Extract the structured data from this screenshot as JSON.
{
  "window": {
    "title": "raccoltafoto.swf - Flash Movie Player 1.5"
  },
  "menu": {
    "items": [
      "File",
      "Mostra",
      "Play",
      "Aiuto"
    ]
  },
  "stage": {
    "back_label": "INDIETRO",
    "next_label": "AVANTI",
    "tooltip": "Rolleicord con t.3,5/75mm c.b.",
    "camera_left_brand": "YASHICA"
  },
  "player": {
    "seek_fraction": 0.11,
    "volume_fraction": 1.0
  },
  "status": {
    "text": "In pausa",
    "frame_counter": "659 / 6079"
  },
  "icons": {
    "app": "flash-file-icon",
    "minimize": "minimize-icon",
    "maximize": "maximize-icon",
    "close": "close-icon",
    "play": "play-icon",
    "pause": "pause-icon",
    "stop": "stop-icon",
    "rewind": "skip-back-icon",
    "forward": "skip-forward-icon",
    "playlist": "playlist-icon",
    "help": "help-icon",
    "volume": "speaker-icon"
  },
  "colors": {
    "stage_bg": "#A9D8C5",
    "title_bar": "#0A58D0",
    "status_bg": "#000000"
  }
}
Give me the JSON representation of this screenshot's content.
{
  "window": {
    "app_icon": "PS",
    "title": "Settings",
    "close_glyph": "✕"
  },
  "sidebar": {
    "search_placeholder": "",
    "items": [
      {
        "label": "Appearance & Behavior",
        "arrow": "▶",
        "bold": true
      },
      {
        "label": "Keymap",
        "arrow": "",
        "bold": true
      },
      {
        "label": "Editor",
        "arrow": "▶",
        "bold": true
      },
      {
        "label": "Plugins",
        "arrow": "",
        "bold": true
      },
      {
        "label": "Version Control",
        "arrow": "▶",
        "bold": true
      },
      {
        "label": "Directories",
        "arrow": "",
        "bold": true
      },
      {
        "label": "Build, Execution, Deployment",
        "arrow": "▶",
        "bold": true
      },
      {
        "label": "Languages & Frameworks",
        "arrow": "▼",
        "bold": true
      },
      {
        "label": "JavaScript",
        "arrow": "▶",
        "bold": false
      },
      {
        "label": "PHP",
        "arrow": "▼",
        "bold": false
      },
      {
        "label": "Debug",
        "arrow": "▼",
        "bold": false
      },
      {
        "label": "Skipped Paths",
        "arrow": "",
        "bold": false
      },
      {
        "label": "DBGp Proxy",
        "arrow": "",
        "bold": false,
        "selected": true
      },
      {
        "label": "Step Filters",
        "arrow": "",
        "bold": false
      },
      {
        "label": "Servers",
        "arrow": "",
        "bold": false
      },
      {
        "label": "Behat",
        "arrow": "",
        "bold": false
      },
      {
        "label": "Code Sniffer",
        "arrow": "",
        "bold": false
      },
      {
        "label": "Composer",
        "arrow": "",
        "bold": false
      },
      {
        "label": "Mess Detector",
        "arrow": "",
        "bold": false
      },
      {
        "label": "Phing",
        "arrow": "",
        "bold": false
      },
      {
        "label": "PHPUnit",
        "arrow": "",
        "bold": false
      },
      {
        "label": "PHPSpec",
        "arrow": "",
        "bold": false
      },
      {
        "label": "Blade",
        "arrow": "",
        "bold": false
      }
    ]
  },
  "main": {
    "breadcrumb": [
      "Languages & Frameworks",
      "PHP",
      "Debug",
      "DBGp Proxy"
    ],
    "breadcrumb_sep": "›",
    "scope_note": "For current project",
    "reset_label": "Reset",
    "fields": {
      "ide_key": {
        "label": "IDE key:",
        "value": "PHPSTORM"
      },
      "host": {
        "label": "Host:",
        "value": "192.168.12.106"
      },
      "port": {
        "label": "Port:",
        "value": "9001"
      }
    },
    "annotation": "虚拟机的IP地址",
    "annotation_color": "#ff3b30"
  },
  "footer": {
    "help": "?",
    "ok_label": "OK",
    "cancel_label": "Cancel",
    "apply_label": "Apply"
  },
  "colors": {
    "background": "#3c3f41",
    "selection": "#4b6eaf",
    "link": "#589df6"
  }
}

TASK GOAL |
Select the lines from the entries that include the word "Languages".

EXERCISE SOLUTION |
        "label": "Languages & Frameworks",
      "Languages & Frameworks",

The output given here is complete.